-------- SEZIONE DEL DOCUMENTO --------
Dacia Maraini: l’ininterrotto racconto della condizione femminile

Luigi Oliveto

24/11/2016

Complimenti a Dacia Maraini per gli 80 anni compiuti da poco, per i suoi occhi azzurri e sempre giovani. Per il suo costante impegno a raccontare la condizione femminile attraverso il tempo. Battaglia antica – quella dell’emancipazione della donna – ancora oggi segnata da drammi e violenze. Non è assente questo tema nemmeno nel romanzo “Bagheria”, il più autobiografico della scrittrice, in cui i ricordi dell’infanzia rivisitano un mondo (la Sicilia del secondo dopoguerra) dove il velo dell’ipocrisia, dell’omertà, di un distorto senso dell’onore cela grandi e piccole violenze consumate tra le pareti domestiche, la cui vittima era quasi sempre la donna. “Bagheria” è per la Maraini una riconciliazione (lucida e tenera) con la memoria, un racconto bellissimo di amore e dolore, miserie e nobiltà, profumi e disgustanti afrori. Nella consapevolezza – come ella stessa scrive – che “ogni rappresentazione, in quanto tale, contiene in sé delle verità che la verità conclamata non dice, non svela”.
 
 
Bagheria l’ho vista per la prima volta nel ’47. Venivo da Palermo dove ero arrivata con la nave da Napoli e prima ancora da Tokyo con un’altra nave, un transatlantico.
Due anni di campo di concentramento e di guerra. Una traversata sull’oceano minato. Sopra il ponte ogni giorno si facevano le esercitazioni per buttarsi ordinatamente in mare, con il salvagente intorno alla vita, nel caso che la nave incontrasse una mina.
Di quella nave conservo una piccola fotografia in cui si vede un pezzo di ponte battuto dal vento e una bambina con un vestito a fiori che le sventola sulle gambe magre. Quella bambina ero io, avevo i capelli corti, quasi bianchi tanto erano biondi, le scarpe da tennis rosse ed ero tenuta per mano da un ufficiale americano.
--------
> CONSEGNA ESERCIZIO: Trascrivi il passo dell'articolo su Dacia Maraini da "Due anni di" a "incontrasse una mina.", sostituendo "salvagente" con "giubbotto di salvataggio".
-------- MATERIALE FORNITO --------
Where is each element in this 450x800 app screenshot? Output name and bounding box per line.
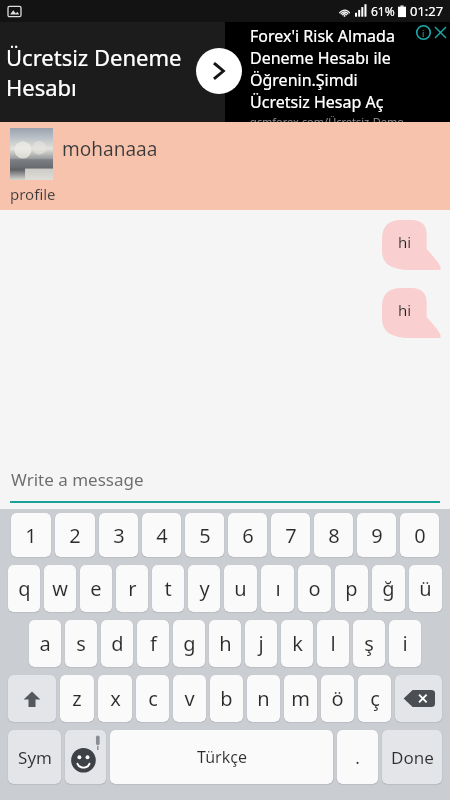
--------
> RISPOSTA COMPLETA:
Due anni di campo di concentramento e di guerra. Una traversata sull’oceano minato. Sopra il ponte ogni giorno si facevano le esercitazioni per buttarsi ordinatamente in mare, con il giubbotto di salvataggio intorno alla vita, nel caso che la nave incontrasse una mina.